*EXERCISE*
Edit the material from the line with "113, 848, 518]" up to and including the line with "Itemize the components" by changing "back-wall-grid" to "rear-wall-grid", and return only those lines with nothing else altered.
*** MATERIALS PROVIDED ***
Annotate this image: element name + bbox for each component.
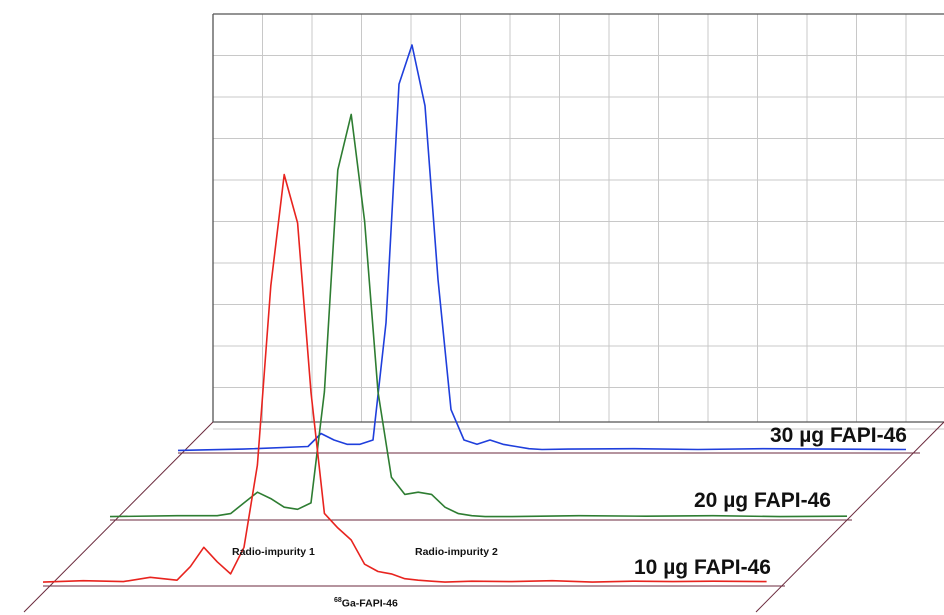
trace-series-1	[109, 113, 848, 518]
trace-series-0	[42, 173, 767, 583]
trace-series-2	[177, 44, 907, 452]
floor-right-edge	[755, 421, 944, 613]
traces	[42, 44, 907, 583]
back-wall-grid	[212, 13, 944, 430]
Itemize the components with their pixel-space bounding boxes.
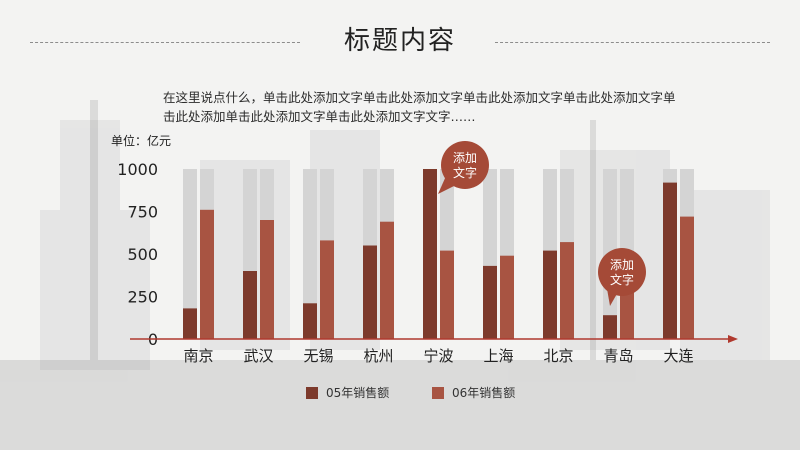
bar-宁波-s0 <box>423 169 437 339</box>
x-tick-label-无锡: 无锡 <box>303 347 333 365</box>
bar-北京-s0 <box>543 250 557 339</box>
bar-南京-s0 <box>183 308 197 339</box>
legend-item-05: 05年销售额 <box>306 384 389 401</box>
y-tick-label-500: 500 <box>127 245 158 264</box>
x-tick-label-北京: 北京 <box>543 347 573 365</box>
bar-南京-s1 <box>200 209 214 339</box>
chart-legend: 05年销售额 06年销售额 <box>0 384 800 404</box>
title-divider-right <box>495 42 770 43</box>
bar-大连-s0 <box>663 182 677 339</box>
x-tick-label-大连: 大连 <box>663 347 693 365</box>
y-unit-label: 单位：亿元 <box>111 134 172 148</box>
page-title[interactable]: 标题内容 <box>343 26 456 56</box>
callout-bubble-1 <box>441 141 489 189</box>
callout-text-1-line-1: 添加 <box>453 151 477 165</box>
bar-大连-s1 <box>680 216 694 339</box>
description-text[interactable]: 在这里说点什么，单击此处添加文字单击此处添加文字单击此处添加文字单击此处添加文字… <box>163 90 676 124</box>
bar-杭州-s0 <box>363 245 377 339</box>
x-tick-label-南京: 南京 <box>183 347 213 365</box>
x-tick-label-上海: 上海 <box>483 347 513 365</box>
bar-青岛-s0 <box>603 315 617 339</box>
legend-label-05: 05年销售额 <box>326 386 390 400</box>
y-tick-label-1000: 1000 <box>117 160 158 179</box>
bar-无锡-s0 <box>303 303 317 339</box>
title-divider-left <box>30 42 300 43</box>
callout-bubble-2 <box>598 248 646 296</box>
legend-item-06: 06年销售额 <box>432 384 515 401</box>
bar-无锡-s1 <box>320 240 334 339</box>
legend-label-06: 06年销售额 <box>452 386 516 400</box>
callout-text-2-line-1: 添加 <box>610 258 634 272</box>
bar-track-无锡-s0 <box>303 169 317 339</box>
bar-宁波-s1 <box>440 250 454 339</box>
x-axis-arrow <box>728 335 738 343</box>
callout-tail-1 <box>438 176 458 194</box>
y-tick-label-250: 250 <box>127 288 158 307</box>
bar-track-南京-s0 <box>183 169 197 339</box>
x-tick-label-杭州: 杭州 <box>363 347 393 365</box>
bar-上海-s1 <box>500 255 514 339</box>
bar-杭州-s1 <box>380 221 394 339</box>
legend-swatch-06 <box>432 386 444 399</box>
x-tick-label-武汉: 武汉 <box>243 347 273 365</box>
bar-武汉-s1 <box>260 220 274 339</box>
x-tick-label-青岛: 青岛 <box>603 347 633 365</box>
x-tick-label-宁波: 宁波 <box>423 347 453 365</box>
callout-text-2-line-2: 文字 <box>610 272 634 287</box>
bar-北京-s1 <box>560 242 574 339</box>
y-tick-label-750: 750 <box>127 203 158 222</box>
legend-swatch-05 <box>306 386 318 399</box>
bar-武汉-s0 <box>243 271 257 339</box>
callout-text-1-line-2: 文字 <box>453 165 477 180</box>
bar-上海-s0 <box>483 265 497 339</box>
***
*** MATERIALS PROVIDED ***
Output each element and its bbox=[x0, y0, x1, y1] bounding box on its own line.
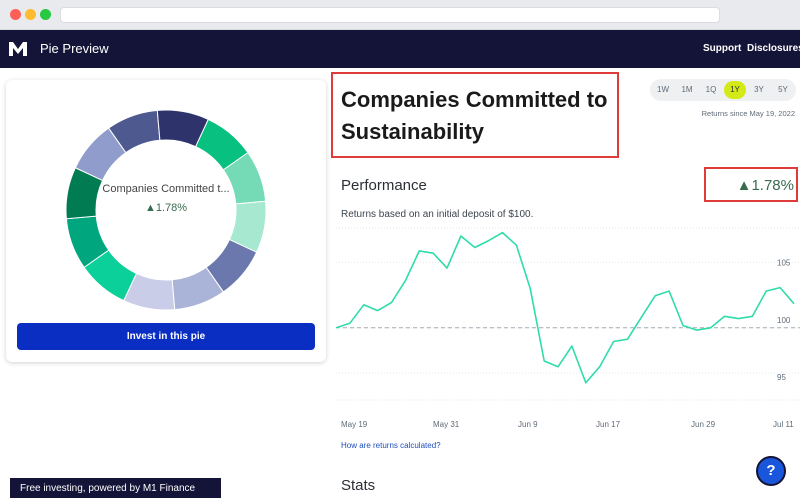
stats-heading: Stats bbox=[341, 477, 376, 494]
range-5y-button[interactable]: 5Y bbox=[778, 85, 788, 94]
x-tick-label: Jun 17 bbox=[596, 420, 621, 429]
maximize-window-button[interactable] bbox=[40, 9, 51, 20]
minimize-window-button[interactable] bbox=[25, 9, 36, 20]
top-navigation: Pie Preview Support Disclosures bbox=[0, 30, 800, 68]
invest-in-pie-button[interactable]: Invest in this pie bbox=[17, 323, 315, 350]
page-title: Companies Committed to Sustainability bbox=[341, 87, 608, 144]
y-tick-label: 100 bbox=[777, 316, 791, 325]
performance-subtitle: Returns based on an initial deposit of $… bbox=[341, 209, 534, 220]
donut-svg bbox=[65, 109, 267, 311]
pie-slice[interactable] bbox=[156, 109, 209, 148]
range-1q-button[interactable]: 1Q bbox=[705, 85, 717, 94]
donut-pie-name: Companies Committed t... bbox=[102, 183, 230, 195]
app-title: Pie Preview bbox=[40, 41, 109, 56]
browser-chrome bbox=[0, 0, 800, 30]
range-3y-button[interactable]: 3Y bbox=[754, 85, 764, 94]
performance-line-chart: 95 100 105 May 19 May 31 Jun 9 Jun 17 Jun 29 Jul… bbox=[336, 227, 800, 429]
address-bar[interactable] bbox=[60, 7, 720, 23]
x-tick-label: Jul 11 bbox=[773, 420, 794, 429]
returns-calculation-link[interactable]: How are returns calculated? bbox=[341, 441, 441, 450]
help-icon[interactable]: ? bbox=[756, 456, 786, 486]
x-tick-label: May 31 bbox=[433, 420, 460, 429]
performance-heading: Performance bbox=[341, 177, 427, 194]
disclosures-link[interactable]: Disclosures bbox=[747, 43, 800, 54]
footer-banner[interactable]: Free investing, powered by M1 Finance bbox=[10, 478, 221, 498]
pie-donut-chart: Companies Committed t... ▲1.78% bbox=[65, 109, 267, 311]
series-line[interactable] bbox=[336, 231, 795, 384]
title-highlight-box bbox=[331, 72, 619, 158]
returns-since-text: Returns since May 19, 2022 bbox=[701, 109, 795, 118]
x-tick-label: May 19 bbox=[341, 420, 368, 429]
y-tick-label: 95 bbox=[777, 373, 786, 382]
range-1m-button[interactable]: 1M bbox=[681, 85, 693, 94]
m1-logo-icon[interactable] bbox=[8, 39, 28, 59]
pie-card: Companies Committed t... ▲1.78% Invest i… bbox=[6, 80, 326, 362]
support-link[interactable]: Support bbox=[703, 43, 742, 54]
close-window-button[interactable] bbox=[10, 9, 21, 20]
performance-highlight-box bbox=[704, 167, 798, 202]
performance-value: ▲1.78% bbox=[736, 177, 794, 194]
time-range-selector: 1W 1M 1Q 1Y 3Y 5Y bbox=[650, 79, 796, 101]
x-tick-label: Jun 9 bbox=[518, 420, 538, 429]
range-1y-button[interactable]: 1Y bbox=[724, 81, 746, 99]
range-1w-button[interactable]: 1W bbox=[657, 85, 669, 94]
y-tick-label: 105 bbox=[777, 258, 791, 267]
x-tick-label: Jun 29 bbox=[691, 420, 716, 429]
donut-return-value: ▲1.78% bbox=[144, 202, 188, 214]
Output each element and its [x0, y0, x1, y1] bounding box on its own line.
***
*RESPONSE TO THIS TASK*
trace-series-1	[109, 113, 848, 518]
trace-series-0	[42, 173, 767, 583]
trace-series-2	[177, 44, 907, 452]
floor-right-edge	[755, 421, 944, 613]
traces	[42, 44, 907, 583]
rear-wall-grid	[212, 13, 944, 430]
Itemize the components with their pixel-space bounding boxes.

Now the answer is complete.